Task requirements:
Locate each line below that includes "解锁特色兵种" and reproduce it.

Records to process:
▶
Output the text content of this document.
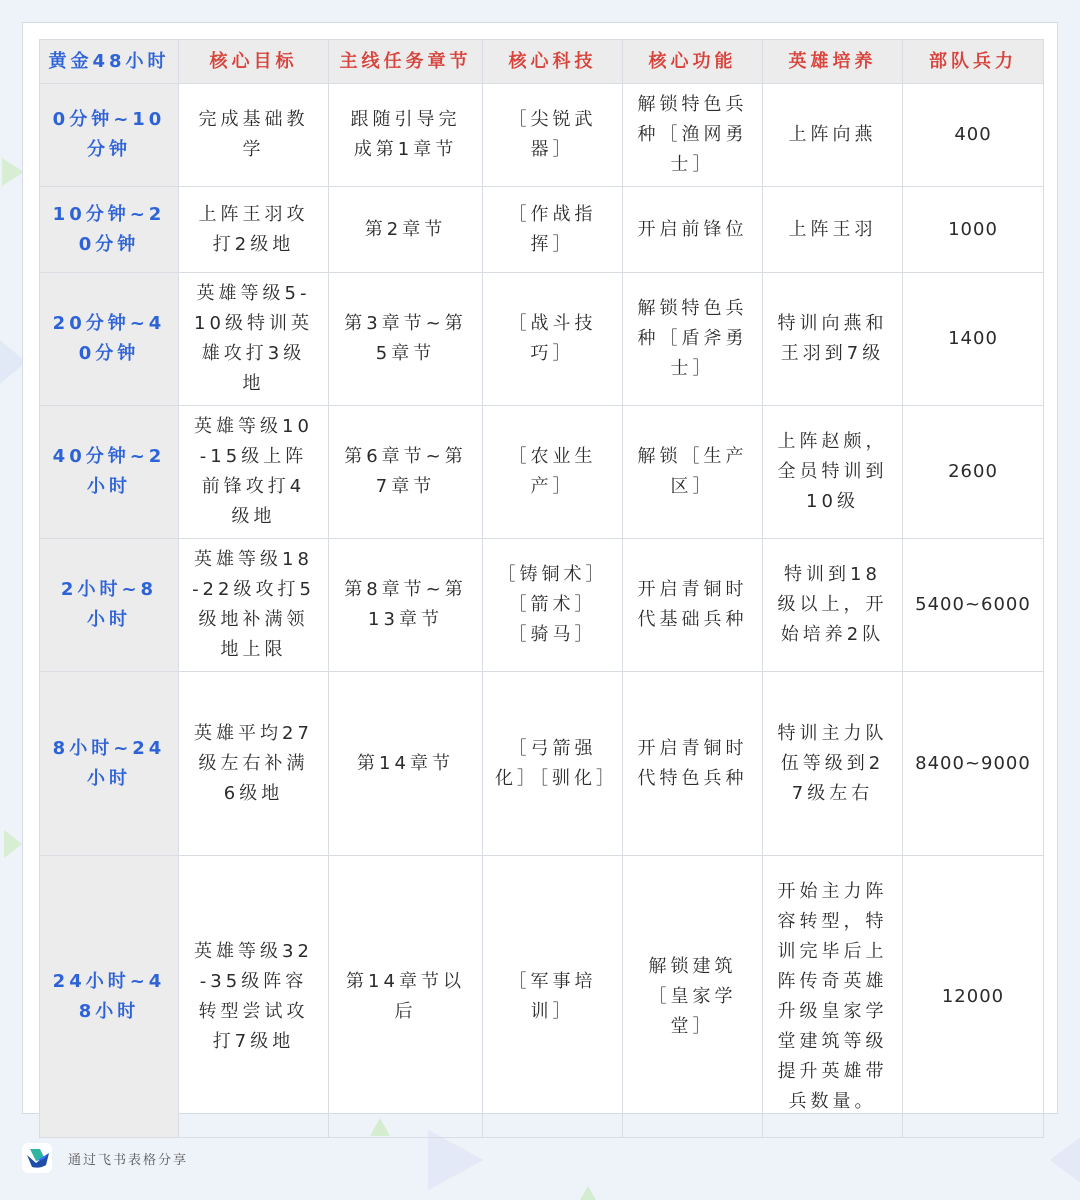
黄金48小时	核心目标	主线任务章节	核心科技	核心功能	英雄培养	部队兵力
0分钟~10分钟	完成基础教学	跟随引导完成第1章节	［尖锐武器］	解锁特色兵种［渔网勇士］	上阵向燕	400
10分钟~20分钟	上阵王羽攻打2级地	第2章节	［作战指挥］	开启前锋位	上阵王羽	1000
20分钟~40分钟	英雄等级5-10级特训英雄攻打3级地	第3章节~第5章节	［战斗技巧］	解锁特色兵种［盾斧勇士］	特训向燕和王羽到7级	1400
40分钟~2小时	英雄等级10-15级上阵前锋攻打4级地	第6章节~第7章节	［农业生产］	解锁［生产区］	上阵赵颇，全员特训到10级	2600
2小时~8小时	英雄等级18-22级攻打5级地补满领地上限	第8章节~第13章节	［铸铜术］［箭术］［骑马］	开启青铜时代基础兵种	特训到18级以上，开始培养2队	5400~6000
8小时~24小时	英雄平均27级左右补满6级地	第14章节	［弓箭强化］［驯化］	开启青铜时代特色兵种	特训主力队伍等级到27级左右	8400~9000
24小时~48小时	英雄等级32-35级阵容转型尝试攻打7级地	第14章节以后	［军事培训］	解锁建筑［皇家学堂］	开始主力阵容转型，特训完毕后上阵传奇英雄升级皇家学堂建筑等级提升英雄带兵数量。	12000
通过飞书表格分享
◀
Expected answer:
0分钟~10分钟	完成基础教学	跟随引导完成第1章节	［尖锐武器］	解锁特色兵种［渔网勇士］	上阵向燕	400
20分钟~40分钟	英雄等级5-10级特训英雄攻打3级地	第3章节~第5章节	［战斗技巧］	解锁特色兵种［盾斧勇士］	特训向燕和王羽到7级	1400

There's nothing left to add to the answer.